Your task: Give the number of lines in the listing that hold the word "duration". Write nothing but that number.

==============================

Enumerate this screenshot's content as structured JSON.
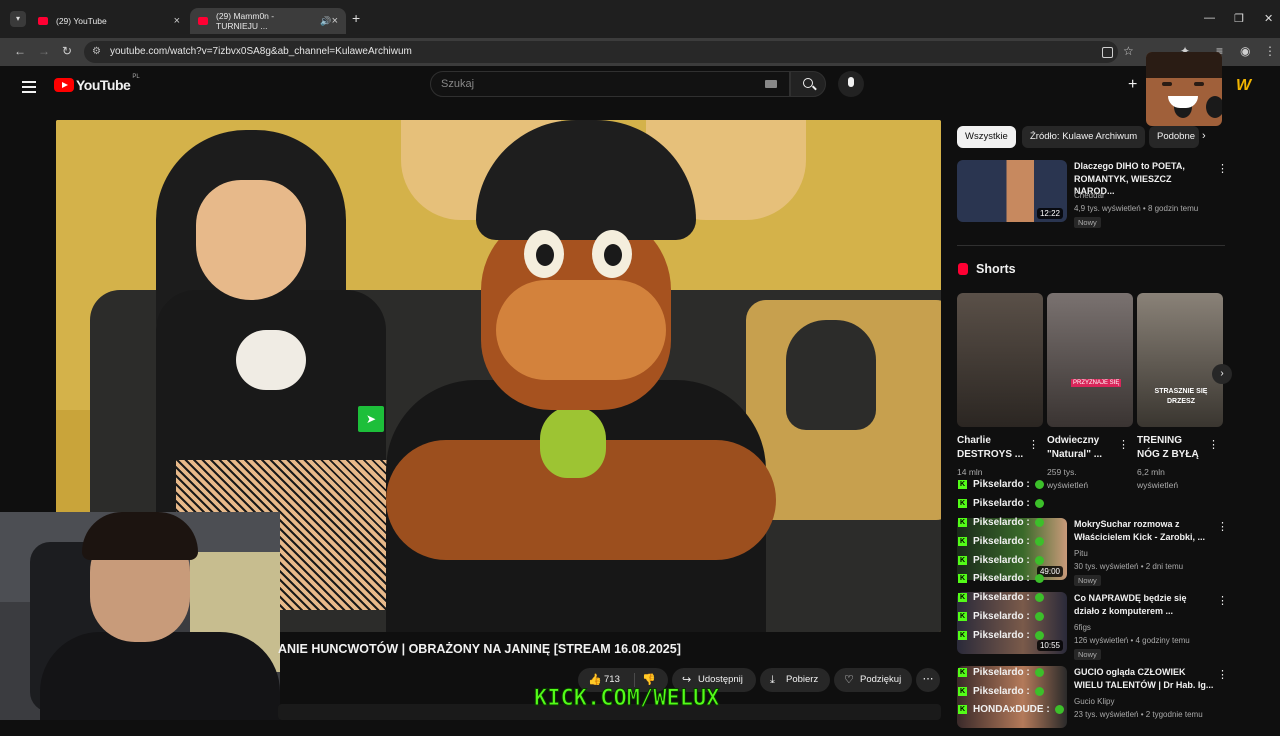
{
  "browser": {
    "tabs": [
      {
        "title": "(29) YouTube",
        "active": false
      },
      {
        "title": "(29) Mamm0n - TURNIEJU ...",
        "active": true
      }
    ],
    "url": "youtube.com/watch?v=7izbvx0SA8g&ab_channel=KulaweArchiwum"
  },
  "header": {
    "logo_text": "YouTube",
    "region": "PL",
    "search_placeholder": "Szukaj"
  },
  "video": {
    "title": "ANIE HUNCWOTÓW | OBRAŻONY NA JANINĘ [STREAM 16.08.2025]",
    "likes": "713",
    "share_label": "Udostępnij",
    "download_label": "Pobierz",
    "thanks_label": "Podziękuj",
    "overlay_text": "KICK.COM/WELUX"
  },
  "sidebar": {
    "chips": [
      "Wszystkie",
      "Źródło: Kulawe Archiwum",
      "Podobne"
    ],
    "recs": [
      {
        "title": "Dlaczego DIHO to POETA, ROMANTYK, WIESZCZ NAROD...",
        "channel": "Cheddar",
        "meta": "4,9 tys. wyświetleń • 8 godzin temu",
        "badge": "Nowy",
        "duration": "12:22"
      },
      {
        "title": "MokrySuchar rozmowa z Właścicielem Kick - Zarobki, ...",
        "channel": "Pitu",
        "meta": "30 tys. wyświetleń • 2 dni temu",
        "badge": "Nowy",
        "duration": "49:00"
      },
      {
        "title": "Co NAPRAWDĘ będzie się działo z komputerem ...",
        "channel": "6figs",
        "meta": "126 wyświetleń • 4 godziny temu",
        "badge": "Nowy",
        "duration": "10:55"
      },
      {
        "title": "GUCIO ogląda CZŁOWIEK WIELU TALENTÓW | Dr Hab. Ig...",
        "channel": "Gucio Klipy",
        "meta": "23 tys. wyświetleń • 2 tygodnie temu",
        "badge": "",
        "duration": ""
      }
    ],
    "shorts_heading": "Shorts",
    "shorts": [
      {
        "title": "Charlie DESTROYS ...",
        "views": "14 mln",
        "views2": ""
      },
      {
        "title": "Odwieczny \"Natural\" ...",
        "views": "259 tys.",
        "views2": "wyświetleń"
      },
      {
        "title": "TRENING NÓG Z BYŁĄ",
        "views": "6,2 mln",
        "views2": "wyświetleń"
      }
    ],
    "short_overlays": [
      "PRZYZNAJE SIĘ",
      "STRASZNIE SIĘ DRZESZ"
    ],
    "chat": [
      {
        "user": "Pikselardo :"
      },
      {
        "user": "Pikselardo :"
      },
      {
        "user": "Pikselardo :"
      },
      {
        "user": "Pikselardo :"
      },
      {
        "user": "Pikselardo :"
      },
      {
        "user": "Pikselardo :"
      },
      {
        "user": "Pikselardo :"
      },
      {
        "user": "Pikselardo :"
      },
      {
        "user": "Pikselardo :"
      },
      {
        "user": "HONDAxDUDE :"
      }
    ]
  }
}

==============================

Answer to this problem: 4